• SHORT EXERCISE
Print the entries below in their entirety, exactly as they are written.

• DATASET EXTRACT
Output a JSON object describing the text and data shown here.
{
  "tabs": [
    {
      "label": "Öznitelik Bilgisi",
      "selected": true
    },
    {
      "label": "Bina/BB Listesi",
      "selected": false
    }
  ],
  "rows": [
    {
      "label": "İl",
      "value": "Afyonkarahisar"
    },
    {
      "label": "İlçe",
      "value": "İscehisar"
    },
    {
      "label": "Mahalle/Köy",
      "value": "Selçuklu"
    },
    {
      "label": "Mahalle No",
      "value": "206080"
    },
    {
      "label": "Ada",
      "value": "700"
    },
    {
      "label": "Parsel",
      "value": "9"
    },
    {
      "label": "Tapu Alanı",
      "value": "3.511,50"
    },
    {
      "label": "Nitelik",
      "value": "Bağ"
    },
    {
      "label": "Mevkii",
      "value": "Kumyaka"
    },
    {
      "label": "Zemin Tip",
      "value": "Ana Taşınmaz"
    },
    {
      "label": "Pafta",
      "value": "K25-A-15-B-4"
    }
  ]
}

• THE RESULT
Output a JSON object describing the text and data shown here.
{
  "tabs": [
    {
      "label": "Öznitelik Bilgisi",
      "selected": true
    },
    {
      "label": "Bina/BB Listesi",
      "selected": false
    }
  ],
  "rows": [
    {
      "label": "İl",
      "value": "Afyonkarahisar"
    },
    {
      "label": "İlçe",
      "value": "İscehisar"
    },
    {
      "label": "Mahalle/Köy",
      "value": "Selçuklu"
    },
    {
      "label": "Mahalle No",
      "value": "206080"
    },
    {
      "label": "Ada",
      "value": "700"
    },
    {
      "label": "Parsel",
      "value": "9"
    },
    {
      "label": "Tapu Alanı",
      "value": "3.511,50"
    },
    {
      "label": "Nitelik",
      "value": "Bağ"
    },
    {
      "label": "Mevkii",
      "value": "Kumyaka"
    },
    {
      "label": "Zemin Tip",
      "value": "Ana Taşınmaz"
    },
    {
      "label": "Pafta",
      "value": "K25-A-15-B-4"
    }
  ]
}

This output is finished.